= DATA EXCERPTS =
--------------------------------

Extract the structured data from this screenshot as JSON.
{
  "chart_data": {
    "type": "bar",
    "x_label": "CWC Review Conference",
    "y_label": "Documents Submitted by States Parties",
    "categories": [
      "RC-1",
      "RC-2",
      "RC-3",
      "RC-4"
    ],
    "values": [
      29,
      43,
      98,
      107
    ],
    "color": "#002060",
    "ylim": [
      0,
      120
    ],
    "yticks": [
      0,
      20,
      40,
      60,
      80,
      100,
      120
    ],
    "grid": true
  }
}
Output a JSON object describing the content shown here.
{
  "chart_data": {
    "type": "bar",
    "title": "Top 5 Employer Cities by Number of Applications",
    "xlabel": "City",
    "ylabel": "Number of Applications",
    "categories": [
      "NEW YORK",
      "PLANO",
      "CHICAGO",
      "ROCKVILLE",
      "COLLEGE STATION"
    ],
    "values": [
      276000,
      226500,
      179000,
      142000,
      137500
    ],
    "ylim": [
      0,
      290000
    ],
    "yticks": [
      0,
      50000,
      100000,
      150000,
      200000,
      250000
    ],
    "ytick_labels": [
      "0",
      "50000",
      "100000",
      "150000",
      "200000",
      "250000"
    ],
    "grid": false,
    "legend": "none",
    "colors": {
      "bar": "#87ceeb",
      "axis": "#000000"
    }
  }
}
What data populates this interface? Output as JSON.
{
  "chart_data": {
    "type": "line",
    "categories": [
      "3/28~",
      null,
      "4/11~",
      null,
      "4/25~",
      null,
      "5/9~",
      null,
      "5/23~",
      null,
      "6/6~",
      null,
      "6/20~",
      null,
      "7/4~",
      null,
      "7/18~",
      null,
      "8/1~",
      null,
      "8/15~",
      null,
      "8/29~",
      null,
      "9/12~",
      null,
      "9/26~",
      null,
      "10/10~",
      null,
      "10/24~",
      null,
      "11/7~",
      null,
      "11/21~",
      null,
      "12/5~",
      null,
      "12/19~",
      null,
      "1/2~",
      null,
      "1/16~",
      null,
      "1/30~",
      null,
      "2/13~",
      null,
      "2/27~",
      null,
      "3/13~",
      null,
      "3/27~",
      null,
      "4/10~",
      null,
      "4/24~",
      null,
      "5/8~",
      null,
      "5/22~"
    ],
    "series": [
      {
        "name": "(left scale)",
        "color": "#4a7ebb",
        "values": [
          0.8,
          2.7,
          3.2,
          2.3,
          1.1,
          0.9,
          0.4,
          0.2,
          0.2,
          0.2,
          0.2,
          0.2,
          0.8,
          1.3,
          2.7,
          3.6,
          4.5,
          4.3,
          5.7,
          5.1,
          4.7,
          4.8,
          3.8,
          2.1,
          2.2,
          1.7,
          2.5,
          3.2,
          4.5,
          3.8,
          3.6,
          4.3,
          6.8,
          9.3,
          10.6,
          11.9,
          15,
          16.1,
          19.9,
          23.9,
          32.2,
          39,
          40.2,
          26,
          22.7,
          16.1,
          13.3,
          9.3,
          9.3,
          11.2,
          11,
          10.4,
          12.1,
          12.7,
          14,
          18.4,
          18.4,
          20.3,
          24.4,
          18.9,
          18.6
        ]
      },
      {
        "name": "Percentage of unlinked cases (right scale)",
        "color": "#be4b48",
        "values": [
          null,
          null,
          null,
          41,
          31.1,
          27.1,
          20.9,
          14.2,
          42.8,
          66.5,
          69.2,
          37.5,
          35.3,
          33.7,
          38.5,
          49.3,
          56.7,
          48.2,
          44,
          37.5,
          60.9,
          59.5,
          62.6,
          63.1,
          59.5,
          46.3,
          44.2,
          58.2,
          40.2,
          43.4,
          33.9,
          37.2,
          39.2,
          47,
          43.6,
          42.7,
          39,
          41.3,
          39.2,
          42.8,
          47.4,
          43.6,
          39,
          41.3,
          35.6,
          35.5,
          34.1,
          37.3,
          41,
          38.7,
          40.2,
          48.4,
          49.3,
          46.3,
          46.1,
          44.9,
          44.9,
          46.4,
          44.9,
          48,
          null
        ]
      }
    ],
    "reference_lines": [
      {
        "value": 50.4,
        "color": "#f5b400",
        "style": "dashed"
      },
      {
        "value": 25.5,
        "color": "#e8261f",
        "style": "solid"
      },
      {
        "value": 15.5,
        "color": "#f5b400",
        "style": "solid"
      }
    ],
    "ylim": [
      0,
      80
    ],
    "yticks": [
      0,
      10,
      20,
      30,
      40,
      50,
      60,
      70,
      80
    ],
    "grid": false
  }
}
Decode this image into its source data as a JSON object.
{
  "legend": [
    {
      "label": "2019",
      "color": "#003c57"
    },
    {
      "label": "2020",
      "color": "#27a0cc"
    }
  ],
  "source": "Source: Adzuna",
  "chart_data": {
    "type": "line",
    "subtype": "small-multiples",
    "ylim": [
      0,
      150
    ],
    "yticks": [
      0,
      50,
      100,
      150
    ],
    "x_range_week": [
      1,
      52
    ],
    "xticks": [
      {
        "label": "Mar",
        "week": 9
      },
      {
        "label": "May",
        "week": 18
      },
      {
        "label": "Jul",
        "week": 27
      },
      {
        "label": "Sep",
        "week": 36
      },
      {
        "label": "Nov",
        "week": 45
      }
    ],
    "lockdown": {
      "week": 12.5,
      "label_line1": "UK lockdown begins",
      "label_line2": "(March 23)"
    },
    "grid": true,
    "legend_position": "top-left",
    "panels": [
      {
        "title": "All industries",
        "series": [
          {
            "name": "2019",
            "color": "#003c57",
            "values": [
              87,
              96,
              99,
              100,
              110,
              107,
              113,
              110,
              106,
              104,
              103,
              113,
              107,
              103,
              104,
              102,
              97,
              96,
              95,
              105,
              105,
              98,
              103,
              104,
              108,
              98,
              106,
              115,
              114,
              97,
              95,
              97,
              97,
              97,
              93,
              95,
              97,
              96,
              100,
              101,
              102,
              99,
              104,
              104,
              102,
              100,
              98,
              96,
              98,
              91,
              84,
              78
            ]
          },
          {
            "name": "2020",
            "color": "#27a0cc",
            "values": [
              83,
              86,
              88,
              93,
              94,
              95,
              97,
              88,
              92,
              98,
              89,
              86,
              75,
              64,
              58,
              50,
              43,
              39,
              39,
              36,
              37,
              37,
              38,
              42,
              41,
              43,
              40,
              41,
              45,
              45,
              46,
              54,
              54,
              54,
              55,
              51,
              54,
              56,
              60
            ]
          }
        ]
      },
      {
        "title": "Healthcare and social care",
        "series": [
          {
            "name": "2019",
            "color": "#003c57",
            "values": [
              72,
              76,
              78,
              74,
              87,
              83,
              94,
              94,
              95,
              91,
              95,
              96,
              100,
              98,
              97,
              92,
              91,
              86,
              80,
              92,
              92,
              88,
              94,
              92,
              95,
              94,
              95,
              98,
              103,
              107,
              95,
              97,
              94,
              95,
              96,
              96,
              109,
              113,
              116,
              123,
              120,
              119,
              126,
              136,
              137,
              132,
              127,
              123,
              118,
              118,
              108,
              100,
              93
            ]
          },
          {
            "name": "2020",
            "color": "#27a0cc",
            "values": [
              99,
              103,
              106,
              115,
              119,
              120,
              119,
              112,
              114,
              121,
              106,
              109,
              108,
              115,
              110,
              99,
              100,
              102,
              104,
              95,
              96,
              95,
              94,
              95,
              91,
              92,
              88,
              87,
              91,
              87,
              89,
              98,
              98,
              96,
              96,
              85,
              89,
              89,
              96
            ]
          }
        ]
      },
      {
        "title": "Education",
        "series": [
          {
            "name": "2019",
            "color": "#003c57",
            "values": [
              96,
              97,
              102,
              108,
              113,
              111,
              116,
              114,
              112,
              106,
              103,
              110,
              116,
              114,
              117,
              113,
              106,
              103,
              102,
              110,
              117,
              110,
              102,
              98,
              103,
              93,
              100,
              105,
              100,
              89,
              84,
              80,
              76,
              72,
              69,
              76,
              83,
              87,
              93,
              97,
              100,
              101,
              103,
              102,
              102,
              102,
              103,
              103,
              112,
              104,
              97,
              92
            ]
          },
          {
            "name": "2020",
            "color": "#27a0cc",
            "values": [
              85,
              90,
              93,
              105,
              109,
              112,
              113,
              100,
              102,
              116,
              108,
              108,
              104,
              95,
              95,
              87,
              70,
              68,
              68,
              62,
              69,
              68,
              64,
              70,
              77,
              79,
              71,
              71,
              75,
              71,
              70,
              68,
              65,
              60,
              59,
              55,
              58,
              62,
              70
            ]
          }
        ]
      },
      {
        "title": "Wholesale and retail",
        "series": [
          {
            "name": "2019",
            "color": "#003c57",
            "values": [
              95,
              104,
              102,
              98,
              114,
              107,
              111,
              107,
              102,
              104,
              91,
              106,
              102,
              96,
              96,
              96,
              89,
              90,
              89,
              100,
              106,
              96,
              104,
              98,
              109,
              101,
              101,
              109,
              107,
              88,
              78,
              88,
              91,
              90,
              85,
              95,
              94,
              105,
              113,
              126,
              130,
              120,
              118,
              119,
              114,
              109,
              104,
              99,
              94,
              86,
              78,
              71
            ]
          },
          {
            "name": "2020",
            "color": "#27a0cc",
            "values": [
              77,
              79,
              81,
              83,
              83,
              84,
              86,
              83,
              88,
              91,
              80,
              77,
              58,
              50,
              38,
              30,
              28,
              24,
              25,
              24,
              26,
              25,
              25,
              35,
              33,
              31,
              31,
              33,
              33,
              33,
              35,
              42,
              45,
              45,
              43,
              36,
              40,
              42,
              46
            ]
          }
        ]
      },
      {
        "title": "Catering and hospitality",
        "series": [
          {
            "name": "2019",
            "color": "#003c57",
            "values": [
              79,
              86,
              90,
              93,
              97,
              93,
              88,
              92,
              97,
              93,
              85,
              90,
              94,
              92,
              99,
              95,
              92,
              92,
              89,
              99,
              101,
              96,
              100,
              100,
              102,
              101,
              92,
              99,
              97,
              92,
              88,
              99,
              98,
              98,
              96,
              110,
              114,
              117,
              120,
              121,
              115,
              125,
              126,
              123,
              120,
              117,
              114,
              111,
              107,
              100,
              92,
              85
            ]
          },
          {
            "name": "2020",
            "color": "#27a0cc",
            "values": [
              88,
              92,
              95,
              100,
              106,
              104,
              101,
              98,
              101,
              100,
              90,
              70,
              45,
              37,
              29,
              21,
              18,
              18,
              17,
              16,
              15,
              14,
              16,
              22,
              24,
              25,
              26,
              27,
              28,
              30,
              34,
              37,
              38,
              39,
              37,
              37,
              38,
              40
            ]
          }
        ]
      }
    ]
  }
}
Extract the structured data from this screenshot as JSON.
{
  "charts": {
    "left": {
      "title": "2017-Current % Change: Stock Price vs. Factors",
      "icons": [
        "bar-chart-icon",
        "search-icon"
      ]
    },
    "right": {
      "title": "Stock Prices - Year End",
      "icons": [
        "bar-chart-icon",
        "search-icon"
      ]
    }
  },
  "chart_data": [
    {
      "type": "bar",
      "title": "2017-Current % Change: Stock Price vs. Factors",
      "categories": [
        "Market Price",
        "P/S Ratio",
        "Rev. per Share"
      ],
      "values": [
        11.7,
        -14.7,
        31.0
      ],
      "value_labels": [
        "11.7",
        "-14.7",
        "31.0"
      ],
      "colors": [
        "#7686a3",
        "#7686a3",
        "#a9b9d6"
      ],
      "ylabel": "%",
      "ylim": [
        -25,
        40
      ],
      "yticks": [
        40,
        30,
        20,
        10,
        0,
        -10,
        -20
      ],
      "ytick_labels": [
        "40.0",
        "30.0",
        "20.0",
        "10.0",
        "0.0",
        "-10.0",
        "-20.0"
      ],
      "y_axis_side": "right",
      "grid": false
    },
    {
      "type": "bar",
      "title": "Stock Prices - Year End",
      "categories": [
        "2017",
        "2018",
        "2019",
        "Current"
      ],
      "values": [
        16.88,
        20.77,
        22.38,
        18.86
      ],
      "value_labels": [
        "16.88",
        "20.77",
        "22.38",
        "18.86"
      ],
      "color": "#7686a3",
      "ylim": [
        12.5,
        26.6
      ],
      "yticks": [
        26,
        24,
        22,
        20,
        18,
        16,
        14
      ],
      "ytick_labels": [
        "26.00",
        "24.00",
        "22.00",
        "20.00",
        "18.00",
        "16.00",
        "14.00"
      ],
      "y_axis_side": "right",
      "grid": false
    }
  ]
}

--------------------------------

= PROBLEM DESCRIPTION =
Review the preceding data and report every line that includes the string "scale".

= ANSWER FOR THIS EXERCISE =
        "name": "(left scale)",
        "name": "Percentage of unlinked cases (right scale)",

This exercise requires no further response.